### Saved entries:

------------------------------------------------------------

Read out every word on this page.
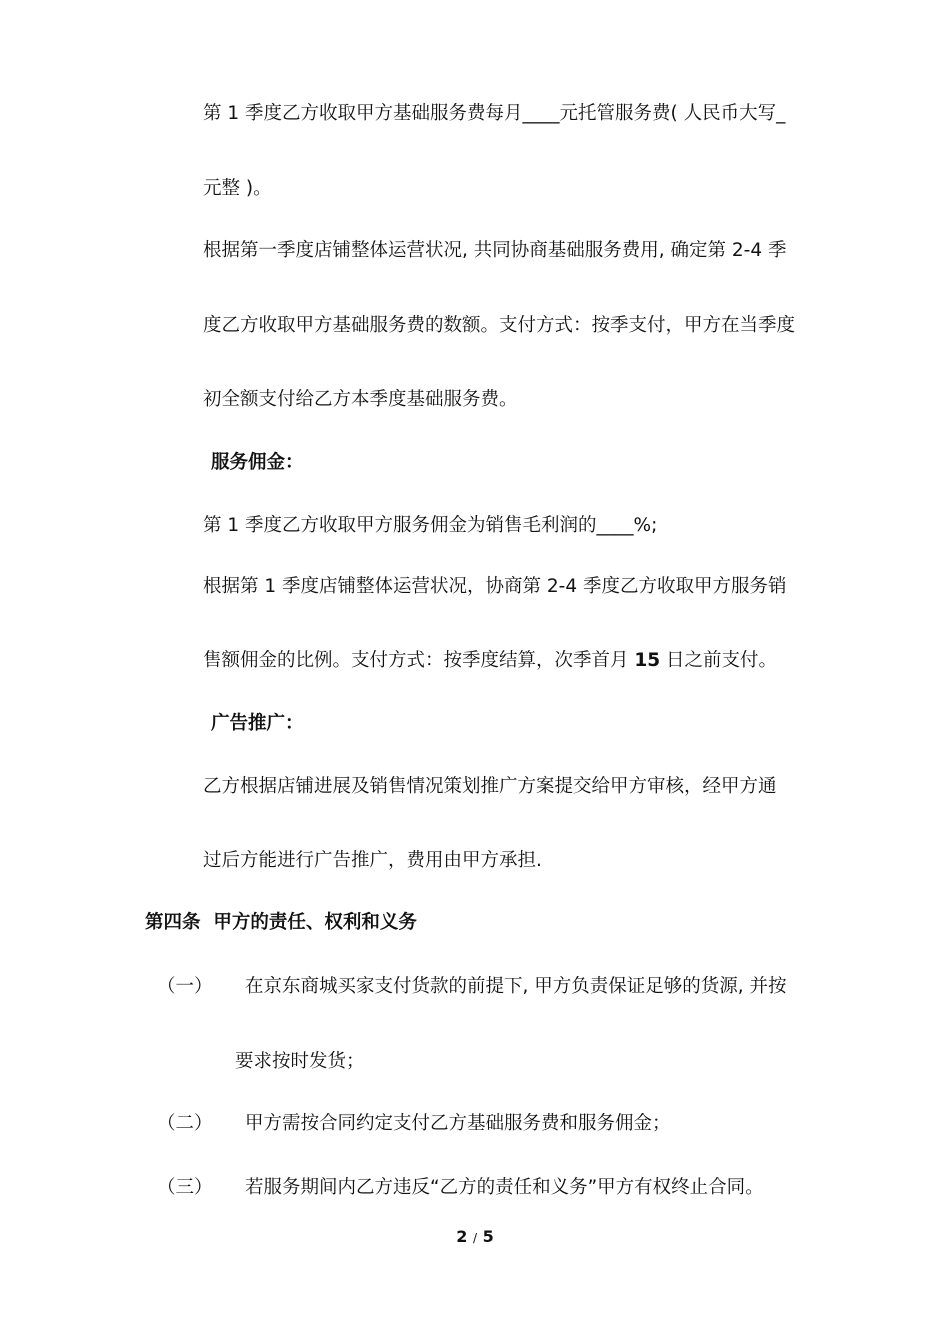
第 1 季度乙方收取甲方基础服务费每月____元托管服务费( 人民币大写_
元整 )。
根据第一季度店铺整体运营状况, 共同协商基础服务费用, 确定第 2-4 季
度乙方收取甲方基础服务费的数额。支付方式：按季支付，甲方在当季度
初全额支付给乙方本季度基础服务费。
服务佣金：
第 1 季度乙方收取甲方服务佣金为销售毛利润的____%;
根据第 1 季度店铺整体运营状况，协商第 2-4 季度乙方收取甲方服务销
售额佣金的比例。支付方式：按季度结算，次季首月 15 日之前支付。
广告推广：
乙方根据店铺进展及销售情况策划推广方案提交给甲方审核，经甲方通
过后方能进行广告推广，费用由甲方承担.
第四条  甲方的责任、权利和义务
（一） 在京东商城买家支付货款的前提下, 甲方负责保证足够的货源, 并按
要求按时发货；
（二） 甲方需按合同约定支付乙方基础服务费和服务佣金；
（三） 若服务期间内乙方违反“乙方的责任和义务”甲方有权终止合同。
2 / 5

------------------------------------------------------------

### Exercise directions:
Check the data for the word "支付方式" and pull out the lines that have it.

### Answer to the exercise:
度乙方收取甲方基础服务费的数额。支付方式：按季支付，甲方在当季度
售额佣金的比例。支付方式：按季度结算，次季首月 15 日之前支付。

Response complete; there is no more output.